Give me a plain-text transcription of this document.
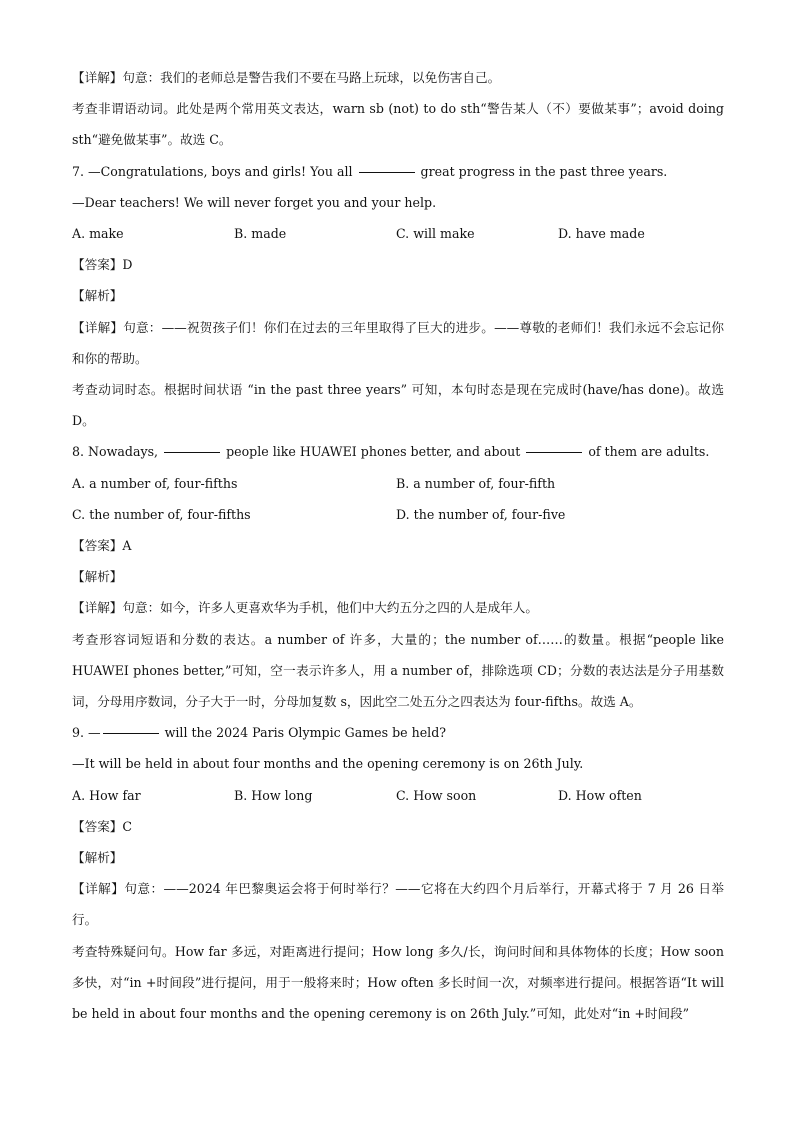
【详解】句意：我们的老师总是警告我们不要在马路上玩球，以免伤害自己。

考查非谓语动词。此处是两个常用英文表达，warn sb (not) to do sth“警告某人（不）要做某事”；avoid doing sth“避免做某事”。故选 C。

7. —Congratulations, boys and girls! You all	great progress in the past three years.

—Dear teachers! We will never forget you and your help.

A. make	B. made	C. will make	D. have made

【答案】D

【解析】

【详解】句意：——祝贺孩子们！你们在过去的三年里取得了巨大的进步。——尊敬的老师们！我们永远不会忘记你和你的帮助。

考查动词时态。根据时间状语 “in the past three years” 可知，本句时态是现在完成时(have/has done)。故选 D。

8. Nowadays,	people like HUAWEI phones better, and about	of them are adults.

A. a number of, four-fifths	B. a number of, four-fifth
C. the number of, four-fifths	D. the number of, four-five

【答案】A

【解析】

【详解】句意：如今，许多人更喜欢华为手机，他们中大约五分之四的人是成年人。

考查形容词短语和分数的表达。a number of 许多，大量的；the number of……的数量。根据“people like HUAWEI phones better,”可知，空一表示许多人，用 a number of，排除选项 CD；分数的表达法是分子用基数词，分母用序数词，分子大于一时，分母加复数 s，因此空二处五分之四表达为 four-fifths。故选 A。

9. —	will the 2024 Paris Olympic Games be held?

—It will be held in about four months and the opening ceremony is on 26th July.

A. How far	B. How long	C. How soon	D. How often

【答案】C

【解析】

【详解】句意：——2024 年巴黎奥运会将于何时举行？——它将在大约四个月后举行，开幕式将于 7 月 26 日举行。

考查特殊疑问句。How far 多远，对距离进行提问；How long 多久/长，询问时间和具体物体的长度；How soon 多快，对“in +时间段”进行提问，用于一般将来时；How often 多长时间一次，对频率进行提问。根据答语“It will be held in about four months and the opening ceremony is on 26th July.”可知，此处对“in +时间段”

• _REQUIREMENTS_:
Show all lines above holding "fifths".

• _RESULT OF THE EXERCISE_:
A. a number of, four-fifths	B. a number of, four-fifth
C. the number of, four-fifths	D. the number of, four-five
考查形容词短语和分数的表达。a number of 许多，大量的；the number of……的数量。根据“people like HUAWEI phones better,”可知，空一表示许多人，用 a number of，排除选项 CD；分数的表达法是分子用基数词，分母用序数词，分子大于一时，分母加复数 s，因此空二处五分之四表达为 four-fifths。故选 A。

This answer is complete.